Scan the following material for the string "about" and copy each line in which it appears.

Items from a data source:

◆ ◆ ◆ ◆ ◆ ◆ ◆

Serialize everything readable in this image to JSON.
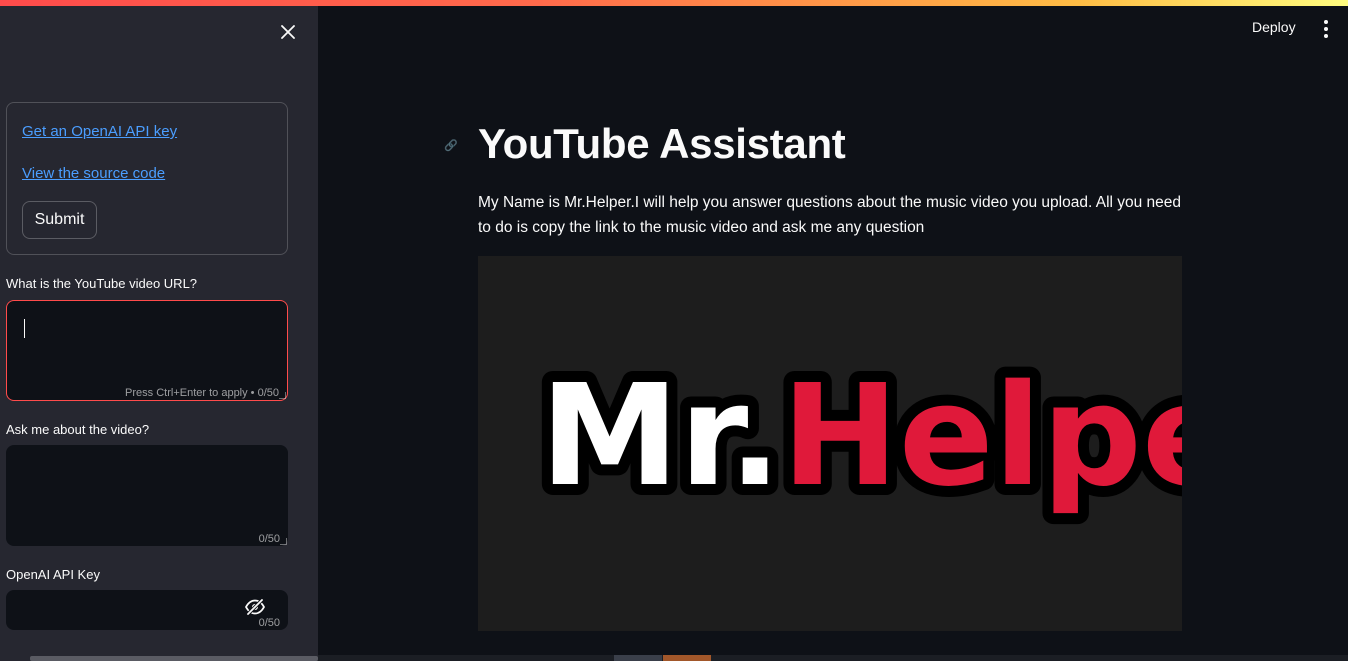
{
  "colors": {
    "accent": "#ff4b4b",
    "link": "#4b9eff",
    "background": "#0e1117",
    "sidebar_bg": "#262730",
    "logo_white": "#ffffff",
    "logo_red": "#e0193a"
  },
  "sidebar": {
    "close_icon": "close-icon",
    "links": [
      {
        "label": "Get an OpenAI API key"
      },
      {
        "label": "View the source code"
      }
    ],
    "submit_label": "Submit",
    "url_field": {
      "label": "What is the YouTube video URL?",
      "value": "",
      "hint": "Press Ctrl+Enter to apply • 0/50"
    },
    "question_field": {
      "label": "Ask me about the video?",
      "value": "",
      "hint": "0/50"
    },
    "api_key_field": {
      "label": "OpenAI API Key",
      "value": "",
      "hint": "0/50",
      "toggle_icon": "eye-off-icon"
    }
  },
  "header": {
    "deploy_label": "Deploy",
    "menu_icon": "kebab-menu-icon"
  },
  "main": {
    "title": "YouTube Assistant",
    "anchor_icon": "link-icon",
    "description": "My Name is Mr.Helper.I will help you answer questions about the music video you upload. All you need to do is copy the link to the music video and ask me any question",
    "image": {
      "logo_part1": "Mr.",
      "logo_part2": "Helper"
    }
  }
}
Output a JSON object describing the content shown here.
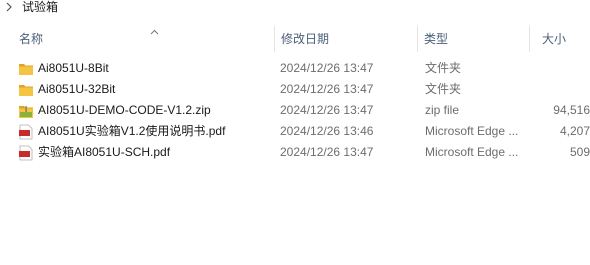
{
  "breadcrumb": {
    "label": "试验箱"
  },
  "columns": {
    "name": "名称",
    "date": "修改日期",
    "type": "类型",
    "size": "大小"
  },
  "colors": {
    "folder": "#f6c443",
    "folder_dark": "#e0a51f",
    "zip": "#8ab23d",
    "pdf": "#c62c2c",
    "header_text": "#4c607a",
    "meta_text": "#6d6d6d"
  },
  "files": [
    {
      "icon": "folder-icon",
      "name": "Ai8051U-8Bit",
      "date": "2024/12/26 13:47",
      "type": "文件夹",
      "size": ""
    },
    {
      "icon": "folder-icon",
      "name": "Ai8051U-32Bit",
      "date": "2024/12/26 13:47",
      "type": "文件夹",
      "size": ""
    },
    {
      "icon": "zip-icon",
      "name": "AI8051U-DEMO-CODE-V1.2.zip",
      "date": "2024/12/26 13:47",
      "type": "zip file",
      "size": "94,516"
    },
    {
      "icon": "pdf-icon",
      "name": "AI8051U实验箱V1.2使用说明书.pdf",
      "date": "2024/12/26 13:46",
      "type": "Microsoft Edge ...",
      "size": "4,207"
    },
    {
      "icon": "pdf-icon",
      "name": "实验箱AI8051U-SCH.pdf",
      "date": "2024/12/26 13:47",
      "type": "Microsoft Edge ...",
      "size": "509"
    }
  ]
}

◆ ◆ ◆ ◆ ◆ ◆ ◆

## Task solution:
      "label": "Ask me about the video?",
    "description": "My Name is Mr.Helper.I will help you answer questions about the music video you upload. All you need to do is copy the link to the music video and ask me any question",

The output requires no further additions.